Task objective:
Exactly the lines from the one containing "Transcribe this image's" through the final line of the listing are to be retyped, and nothing more.

########################################

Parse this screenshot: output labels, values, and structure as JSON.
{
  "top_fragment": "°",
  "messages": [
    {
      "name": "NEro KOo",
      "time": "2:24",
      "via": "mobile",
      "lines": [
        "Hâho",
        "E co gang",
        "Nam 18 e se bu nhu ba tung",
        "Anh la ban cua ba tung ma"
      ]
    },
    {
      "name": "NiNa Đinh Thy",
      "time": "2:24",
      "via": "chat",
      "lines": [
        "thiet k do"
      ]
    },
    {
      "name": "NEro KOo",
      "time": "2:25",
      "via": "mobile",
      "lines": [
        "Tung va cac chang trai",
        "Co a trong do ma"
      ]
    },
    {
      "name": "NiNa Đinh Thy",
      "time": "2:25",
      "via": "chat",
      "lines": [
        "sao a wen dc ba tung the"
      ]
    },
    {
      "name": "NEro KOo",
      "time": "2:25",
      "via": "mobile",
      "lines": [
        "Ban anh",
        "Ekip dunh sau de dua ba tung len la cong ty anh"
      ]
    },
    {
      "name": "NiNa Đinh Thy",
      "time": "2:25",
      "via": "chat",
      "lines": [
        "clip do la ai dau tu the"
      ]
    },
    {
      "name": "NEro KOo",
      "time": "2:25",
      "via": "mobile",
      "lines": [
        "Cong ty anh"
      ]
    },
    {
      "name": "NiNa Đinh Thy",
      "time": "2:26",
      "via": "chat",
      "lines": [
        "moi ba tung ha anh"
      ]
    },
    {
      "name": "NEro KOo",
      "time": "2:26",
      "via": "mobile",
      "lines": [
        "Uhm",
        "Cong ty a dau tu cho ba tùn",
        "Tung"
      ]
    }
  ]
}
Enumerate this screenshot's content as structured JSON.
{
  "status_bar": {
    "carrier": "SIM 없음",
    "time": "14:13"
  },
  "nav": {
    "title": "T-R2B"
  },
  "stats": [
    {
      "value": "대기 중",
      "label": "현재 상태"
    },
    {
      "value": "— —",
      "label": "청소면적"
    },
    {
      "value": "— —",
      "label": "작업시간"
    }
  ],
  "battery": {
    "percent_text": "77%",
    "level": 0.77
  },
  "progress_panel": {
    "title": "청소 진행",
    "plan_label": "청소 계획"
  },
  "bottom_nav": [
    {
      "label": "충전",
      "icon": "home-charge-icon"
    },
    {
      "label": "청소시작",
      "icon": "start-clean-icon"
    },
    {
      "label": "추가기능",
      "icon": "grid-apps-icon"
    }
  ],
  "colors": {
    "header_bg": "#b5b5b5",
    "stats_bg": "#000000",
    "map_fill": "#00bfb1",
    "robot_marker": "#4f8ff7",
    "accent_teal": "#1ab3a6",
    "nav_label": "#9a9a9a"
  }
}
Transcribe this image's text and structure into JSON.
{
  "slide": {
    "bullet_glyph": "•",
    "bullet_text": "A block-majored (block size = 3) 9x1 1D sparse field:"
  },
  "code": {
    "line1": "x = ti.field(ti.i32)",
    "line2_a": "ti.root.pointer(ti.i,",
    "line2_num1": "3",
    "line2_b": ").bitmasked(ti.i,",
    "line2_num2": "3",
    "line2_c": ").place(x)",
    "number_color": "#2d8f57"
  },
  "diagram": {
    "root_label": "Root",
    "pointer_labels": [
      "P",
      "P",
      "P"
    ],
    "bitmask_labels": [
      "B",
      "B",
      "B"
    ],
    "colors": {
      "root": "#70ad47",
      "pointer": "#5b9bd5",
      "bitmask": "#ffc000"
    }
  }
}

########################################

Final result:
Transcribe this image's text and structure into JSON.
{
  "slide": {
    "bullet_glyph": "•",
    "bullet_text": "A block-majored (block size = 3) 9x1 1D sparse field:"
  },
  "code": {
    "line1": "x = ti.field(ti.i32)",
    "line2_a": "ti.root.pointer(ti.i,",
    "line2_num1": "3",
    "line2_b": ").bitmasked(ti.i,",
    "line2_num2": "3",
    "line2_c": ").place(x)",
    "number_color": "#2d8f57"
  },
  "diagram": {
    "root_label": "Root",
    "pointer_labels": [
      "P",
      "P",
      "P"
    ],
    "bitmask_labels": [
      "B",
      "B",
      "B"
    ],
    "colors": {
      "root": "#70ad47",
      "pointer": "#5b9bd5",
      "bitmask": "#ffc000"
    }
  }
}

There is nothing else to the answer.